**** Extracted entries

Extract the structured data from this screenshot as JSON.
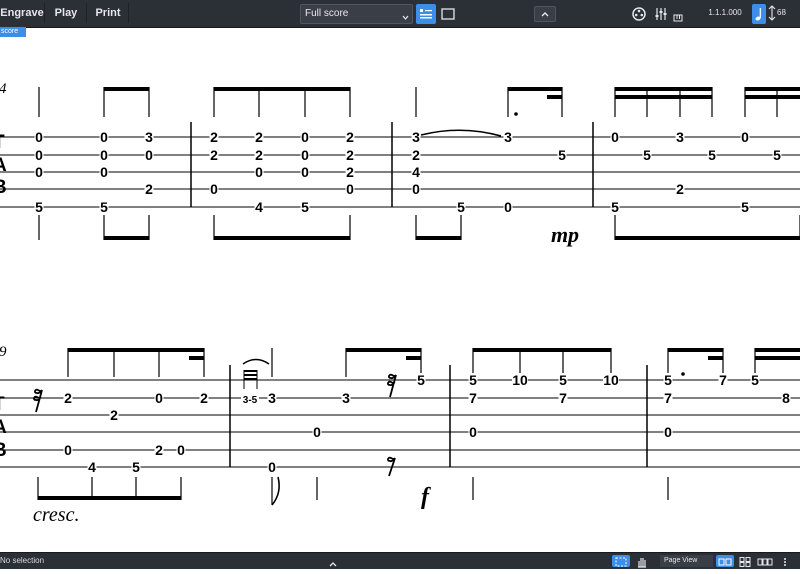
{
  "toolbar": {
    "modes": [
      "Engrave",
      "Play",
      "Print"
    ],
    "layout_select": "Full score",
    "position_readout": "1.1.1.000",
    "tempo": "68"
  },
  "tab_label": "score",
  "status": {
    "selection": "No selection",
    "view_mode": "Page View"
  },
  "colors": {
    "chrome": "#2b2f36",
    "accent": "#3d8ee8",
    "ink": "#000000"
  },
  "score": {
    "system1": {
      "bar_number": "4",
      "dynamic": "mp",
      "bars": [
        {
          "notes": [
            [
              "0",
              "0",
              "0",
              null,
              "5"
            ],
            [
              "0",
              "0",
              "0",
              null,
              "5"
            ],
            [
              "3",
              "0",
              null,
              "2",
              null
            ]
          ]
        },
        {
          "notes": [
            [
              "2",
              "2",
              null,
              "0",
              null
            ],
            [
              "2",
              "2",
              "0",
              null,
              "4"
            ],
            [
              "0",
              "0",
              "0",
              null,
              "5"
            ],
            [
              "2",
              "2",
              "2",
              "0",
              null
            ]
          ]
        },
        {
          "notes": [
            [
              "3",
              "2",
              "4",
              "0",
              null
            ],
            [
              "5"
            ],
            [
              "3",
              "0"
            ],
            [
              "5"
            ]
          ]
        },
        {
          "notes": [
            [
              "0",
              null,
              "5"
            ],
            [
              "5"
            ],
            [
              "3",
              "2"
            ],
            [
              "5"
            ],
            [
              "0",
              "5"
            ],
            [
              "5"
            ]
          ]
        }
      ]
    },
    "system2": {
      "bar_number": "9",
      "dynamic": "f",
      "expression": "cresc.",
      "bars": [
        {
          "notes": [
            [
              "2",
              "0"
            ],
            [
              "4"
            ],
            [
              "2"
            ],
            [
              "5"
            ],
            [
              "0",
              "2"
            ],
            [
              "0"
            ],
            [
              "2"
            ]
          ]
        },
        {
          "notes": [
            [
              "3-5"
            ],
            [
              "3",
              "0"
            ],
            [
              "3"
            ],
            [
              "0"
            ],
            [
              "3"
            ],
            [
              "5"
            ]
          ]
        },
        {
          "notes": [
            [
              "5",
              "7",
              "0"
            ],
            [
              "10"
            ],
            [
              "5",
              "7"
            ],
            [
              "10"
            ]
          ]
        },
        {
          "notes": [
            [
              "5",
              "7",
              "0"
            ],
            [
              "7"
            ],
            [
              "5"
            ],
            [
              "8"
            ]
          ]
        }
      ]
    }
  }
}
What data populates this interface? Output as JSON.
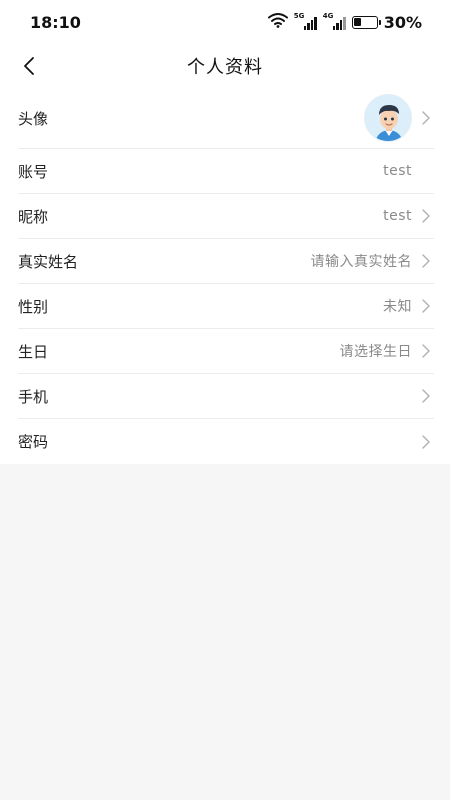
{
  "status_bar": {
    "time": "18:10",
    "network_5g": "5G",
    "network_4g": "4G",
    "battery": "30%",
    "battery_level": 0.3
  },
  "nav": {
    "title": "个人资料",
    "back_icon": "chevron-left-icon"
  },
  "profile": {
    "avatar_label": "头像",
    "avatar_icon": "user-avatar",
    "account_label": "账号",
    "account_value": "test",
    "nickname_label": "昵称",
    "nickname_value": "test",
    "realname_label": "真实姓名",
    "realname_placeholder": "请输入真实姓名",
    "gender_label": "性别",
    "gender_value": "未知",
    "birthday_label": "生日",
    "birthday_placeholder": "请选择生日",
    "phone_label": "手机",
    "phone_value": "",
    "password_label": "密码"
  },
  "colors": {
    "background": "#f6f6f6",
    "card": "#ffffff",
    "divider": "#ececec",
    "value_text": "#8a8a8a",
    "chevron": "#b0b0b0"
  }
}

********

What is asked:
The lines above form a set of records; determine how many of them contain the string "data" and give that number alone.

Expected answer:
2